• [O que fazer] Formate todas as linhas abaixo como uma lista JSON de strings, uma string por linha, sem as linhas em branco. Deixe as imagens fora da resposta.

Registros de caixas de elementos de imagem:

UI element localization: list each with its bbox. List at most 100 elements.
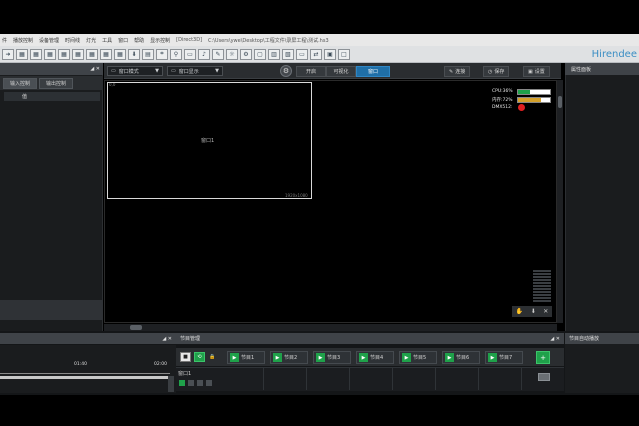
program-button[interactable]: ▶ 节目5 [399, 351, 437, 364]
horizontal-scroll-thumb[interactable] [130, 325, 142, 330]
menu-item-display[interactable]: 显示控制 [150, 37, 170, 44]
save-icon[interactable]: ▣ [324, 48, 336, 60]
settings-button[interactable]: ▣ 设置 [523, 66, 550, 77]
program-title: 节目管理 [180, 336, 201, 342]
display-mode-dropdown[interactable]: ▭ 窗口显示 ▼ [167, 66, 223, 76]
play-icon: ▶ [230, 353, 239, 362]
menu-item-timeline[interactable]: 时间线 [65, 37, 80, 44]
program-cell[interactable] [480, 368, 522, 390]
speaker-icon[interactable]: ♪ [198, 48, 210, 60]
program-button[interactable]: ▶ 节目6 [442, 351, 480, 364]
hand-icon[interactable]: ✋ [516, 308, 523, 315]
program-label: 节目4 [370, 355, 384, 361]
chevron-down-icon: ▼ [215, 68, 219, 74]
grid-icon[interactable]: ▦ [30, 48, 42, 60]
download-icon[interactable]: ⬇ [128, 48, 140, 60]
play-icon: ▶ [316, 353, 325, 362]
pin-icon[interactable]: ◢ ✕ [162, 336, 172, 342]
frame-icon[interactable]: ▢ [254, 48, 266, 60]
program-label: 节目3 [327, 355, 341, 361]
memory-meter-fill [518, 98, 542, 102]
menu-item-device[interactable]: 设备管理 [39, 37, 59, 44]
link-icon: ✎ [449, 68, 454, 75]
timeline-track[interactable] [0, 376, 170, 379]
menu-item-help[interactable]: 帮助 [134, 37, 144, 44]
left-panel-row[interactable]: 值 [4, 92, 100, 101]
program-cell[interactable] [394, 368, 436, 390]
timeline-tick: 01:40 [74, 362, 87, 367]
level-segment [533, 288, 551, 290]
program-cell[interactable] [351, 368, 393, 390]
menu-item-file[interactable]: 件 [2, 37, 7, 44]
menu-item-window[interactable]: 窗口 [118, 37, 128, 44]
arrow-right-icon[interactable]: ➜ [2, 48, 14, 60]
level-segment [533, 276, 551, 278]
program-button[interactable]: ▶ 节目7 [485, 351, 523, 364]
add-program-button[interactable]: + [536, 351, 550, 364]
program-button[interactable]: ▶ 节目1 [227, 351, 265, 364]
program-cell[interactable] [222, 368, 264, 390]
eye-icon[interactable] [197, 380, 203, 386]
menu-item-light[interactable]: 灯光 [86, 37, 96, 44]
stop-button[interactable]: ■ [180, 352, 191, 362]
tab-output-control[interactable]: 输出控制 [39, 77, 74, 89]
grid-icon[interactable]: ▦ [100, 48, 112, 60]
program-button[interactable]: ▶ 节目4 [356, 351, 394, 364]
right-panel [565, 63, 639, 331]
pin-icon[interactable]: ◢ ✕ [90, 66, 100, 72]
program-label: 节目5 [413, 355, 427, 361]
grid-icon[interactable]: ▦ [44, 48, 56, 60]
grid-icon[interactable]: ▦ [86, 48, 98, 60]
menu-item-tools[interactable]: 工具 [102, 37, 112, 44]
grid-icon[interactable]: ▦ [16, 48, 28, 60]
light-icon[interactable]: ☼ [226, 48, 238, 60]
pen-icon[interactable]: ✎ [212, 48, 224, 60]
renderer-label: [Direct3D] [176, 37, 203, 43]
horizontal-scrollbar[interactable] [104, 324, 557, 331]
lock-icon[interactable] [206, 380, 212, 386]
program-cell[interactable] [308, 368, 350, 390]
menu-item-playback[interactable]: 播放控制 [13, 37, 33, 44]
table-icon[interactable]: ▥ [268, 48, 280, 60]
program-button[interactable]: ▶ 节目3 [313, 351, 351, 364]
window-preview-label: 窗口1 [201, 138, 215, 144]
tab-input-control[interactable]: 输入控制 [3, 77, 38, 89]
window-icon[interactable]: □ [338, 48, 350, 60]
program-label: 节目6 [456, 355, 470, 361]
timeline-scrollbar[interactable] [168, 376, 174, 392]
vertical-scrollbar[interactable] [557, 80, 563, 323]
segment-window[interactable]: 窗口 [356, 66, 390, 77]
pin-icon[interactable]: ◢ ✕ [550, 336, 560, 342]
menu-bar: 件 播放控制 设备管理 时间线 灯光 工具 窗口 帮助 显示控制 [Direct… [0, 34, 639, 46]
screen-icon[interactable]: ▭ [184, 48, 196, 60]
cell-action-button[interactable] [538, 373, 550, 381]
connect-button[interactable]: ✎ 连接 [444, 66, 471, 77]
save-button[interactable]: ◷ 保存 [483, 66, 510, 77]
monitor-icon[interactable]: ▭ [296, 48, 308, 60]
close-icon[interactable]: ✕ [543, 308, 548, 315]
grid-icon[interactable]: ▦ [72, 48, 84, 60]
program-label: 节目7 [499, 355, 513, 361]
loop-button[interactable]: ⟲ [194, 352, 205, 362]
program-cell[interactable] [437, 368, 479, 390]
layer-visible-icon[interactable] [179, 380, 185, 386]
segment-open[interactable]: 开启 [296, 66, 326, 77]
search-icon[interactable]: ⚲ [170, 48, 182, 60]
download-icon[interactable]: ⬇ [531, 308, 536, 315]
lock-icon[interactable]: 🔒 [207, 352, 218, 362]
gear-icon[interactable]: ⚙ [280, 65, 292, 77]
chart-icon[interactable]: ▧ [282, 48, 294, 60]
output-mode-dropdown[interactable]: ▭ 窗口模式 ▼ [107, 66, 163, 76]
speaker-icon[interactable] [188, 380, 194, 386]
layers-icon[interactable]: ▤ [142, 48, 154, 60]
vertical-scroll-thumb[interactable] [558, 96, 562, 108]
crop-icon[interactable]: ⌗ [156, 48, 168, 60]
program-button[interactable]: ▶ 节目2 [270, 351, 308, 364]
connect-icon[interactable]: ⇄ [310, 48, 322, 60]
gear-icon[interactable]: ⚙ [240, 48, 252, 60]
segment-visualize[interactable]: 可视化 [326, 66, 356, 77]
level-segment [533, 273, 551, 275]
grid-icon[interactable]: ▦ [58, 48, 70, 60]
program-cell[interactable] [265, 368, 307, 390]
grid-icon[interactable]: ▦ [114, 48, 126, 60]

• [Resultado]
[
  "UI element localization: list each with its bbox. List at most 100 elements.",
  "program-button[interactable]: ▶ 节目5 [399, 351, 437, 364]",
  "horizontal-scroll-thumb[interactable] [130, 325, 142, 330]",
  "menu-item-display[interactable]: 显示控制 [150, 37, 170, 44]",
  "save-icon[interactable]: ▣ [324, 48, 336, 60]",
  "settings-button[interactable]: ▣ 设置 [523, 66, 550, 77]",
  "program-title: 节目管理 [180, 336, 201, 342]",
  "display-mode-dropdown[interactable]: ▭ 窗口显示 ▼ [167, 66, 223, 76]",
  "play-icon: ▶ [230, 353, 239, 362]",
  "menu-item-timeline[interactable]: 时间线 [65, 37, 80, 44]",
  "program-cell[interactable] [480, 368, 522, 390]",
  "speaker-icon[interactable]: ♪ [198, 48, 210, 60]",
  "program-button[interactable]: ▶ 节目6 [442, 351, 480, 364]",
  "hand-icon[interactable]: ✋ [516, 308, 523, 315]",
  "program-label: 节目4 [370, 355, 384, 361]",
  "chevron-down-icon: ▼ [215, 68, 219, 74]",
  "grid-icon[interactable]: ▦ [30, 48, 42, 60]",
  "download-icon[interactable]: ⬇ [128, 48, 140, 60]",
  "play-icon: ▶ [316, 353, 325, 362]",
  "pin-icon[interactable]: ◢ ✕ [162, 336, 172, 342]",
  "frame-icon[interactable]: ▢ [254, 48, 266, 60]",
  "program-label: 节目3 [327, 355, 341, 361]",
  "memory-meter-fill [518, 98, 542, 102]",
  "menu-item-device[interactable]: 设备管理 [39, 37, 59, 44]",
  "link-icon: ✎ [449, 68, 454, 75]",
  "timeline-track[interactable] [0, 376, 170, 379]",
  "menu-item-help[interactable]: 帮助 [134, 37, 144, 44]",
  "left-panel-row[interactable]: 值 [4, 92, 100, 101]",
  "program-cell[interactable] [394, 368, 436, 390]",
  "timeline-tick: 01:40 [74, 362, 87, 367]",
  "level-segment [533, 288, 551, 290]",
  "program-cell[interactable] [351, 368, 393, 390]",
  "menu-item-file[interactable]: 件 [2, 37, 7, 44]",
  "menu-item-window[interactable]: 窗口 [118, 37, 128, 44]",
  "arrow-right-icon[interactable]: ➜ [2, 48, 14, 60]",
  "level-segment [533, 276, 551, 278]",
  "program-button[interactable]: ▶ 节目7 [485, 351, 523, 364]",
  "add-program-button[interactable]: + [536, 351, 550, 364]",
  "program-button[interactable]: ▶ 节目1 [227, 351, 265, 364]",
  "program-cell[interactable] [222, 368, 264, 390]",
  "eye-icon[interactable] [197, 380, 203, 386]",
  "menu-item-light[interactable]: 灯光 [86, 37, 96, 44]",
  "stop-button[interactable]: ■ [180, 352, 191, 362]",
  "tab-output-control[interactable]: 输出控制 [39, 77, 74, 89]",
  "grid-icon[interactable]: ▦ [100, 48, 112, 60]",
  "program-button[interactable]: ▶ 节目4 [356, 351, 394, 364]",
  "right-panel [565, 63, 639, 331]",
  "pin-icon[interactable]: ◢ ✕ [90, 66, 100, 72]",
  "program-label: 节目5 [413, 355, 427, 361]",
  "grid-icon[interactable]: ▦ [44, 48, 56, 60]",
  "grid-icon[interactable]: ▦ [86, 48, 98, 60]",
  "menu-item-tools[interactable]: 工具 [102, 37, 112, 44]",
  "grid-icon[interactable]: ▦ [16, 48, 28, 60]",
  "light-icon[interactable]: ☼ [226, 48, 238, 60]",
  "pen-icon[interactable]: ✎ [212, 48, 224, 60]",
  "renderer-label: [Direct3D] [176, 37, 203, 43]",
  "horizontal-scrollbar[interactable] [104, 324, 557, 331]",
  "lock-icon[interactable] [206, 380, 212, 386]",
  "program-cell[interactable] [308, 368, 350, 390]",
  "menu-item-playback[interactable]: 播放控制 [13, 37, 33, 44]",
  "table-icon[interactable]: ▥ [268, 48, 280, 60]",
  "program-button[interactable]: ▶ 节目3 [313, 351, 351, 364]",
  "window-preview-label: 窗口1 [201, 138, 215, 144]",
  "tab-input-control[interactable]: 输入控制 [3, 77, 38, 89]",
  "window-icon[interactable]: □ [338, 48, 350, 60]",
  "program-label: 节目6 [456, 355, 470, 361]",
  "timeline-scrollbar[interactable] [168, 376, 174, 392]",
  "vertical-scrollbar[interactable] [557, 80, 563, 323]",
  "segment-window[interactable]: 窗口 [356, 66, 390, 77]",
  "pin-icon[interactable]: ◢ ✕ [550, 336, 560, 342]",
  "menu-bar: 件 播放控制 设备管理 时间线 灯光 工具 窗口 帮助 显示控制 [Direct… [0, 34, 639, 46]",
  "screen-icon[interactable]: ▭ [184, 48, 196, 60]",
  "cell-action-button[interactable] [538, 373, 550, 381]",
  "connect-button[interactable]: ✎ 连接 [444, 66, 471, 77]",
  "save-button[interactable]: ◷ 保存 [483, 66, 510, 77]",
  "monitor-icon[interactable]: ▭ [296, 48, 308, 60]",
  "close-icon[interactable]: ✕ [543, 308, 548, 315]",
  "grid-icon[interactable]: ▦ [72, 48, 84, 60]",
  "program-label: 节目7 [499, 355, 513, 361]",
  "loop-button[interactable]: ⟲ [194, 352, 205, 362]",
  "program-cell[interactable] [437, 368, 479, 390]",
  "layer-visible-icon[interactable] [179, 380, 185, 386]",
  "segment-open[interactable]: 开启 [296, 66, 326, 77]",
  "search-icon[interactable]: ⚲ [170, 48, 182, 60]",
  "download-icon[interactable]: ⬇ [531, 308, 536, 315]",
  "lock-icon[interactable]: 🔒 [207, 352, 218, 362]",
  "gear-icon[interactable]: ⚙ [280, 65, 292, 77]",
  "chart-icon[interactable]: ▧ [282, 48, 294, 60]",
  "output-mode-dropdown[interactable]: ▭ 窗口模式 ▼ [107, 66, 163, 76]",
  "speaker-icon[interactable] [188, 380, 194, 386]",
  "layers-icon[interactable]: ▤ [142, 48, 154, 60]",
  "vertical-scroll-thumb[interactable] [558, 96, 562, 108]",
  "crop-icon[interactable]: ⌗ [156, 48, 168, 60]",
  "program-button[interactable]: ▶ 节目2 [270, 351, 308, 364]",
  "connect-icon[interactable]: ⇄ [310, 48, 322, 60]",
  "gear-icon[interactable]: ⚙ [240, 48, 252, 60]",
  "segment-visualize[interactable]: 可视化 [326, 66, 356, 77]",
  "level-segment [533, 273, 551, 275]",
  "grid-icon[interactable]: ▦ [58, 48, 70, 60]",
  "program-cell[interactable] [265, 368, 307, 390]",
  "grid-icon[interactable]: ▦ [114, 48, 126, 60]"
]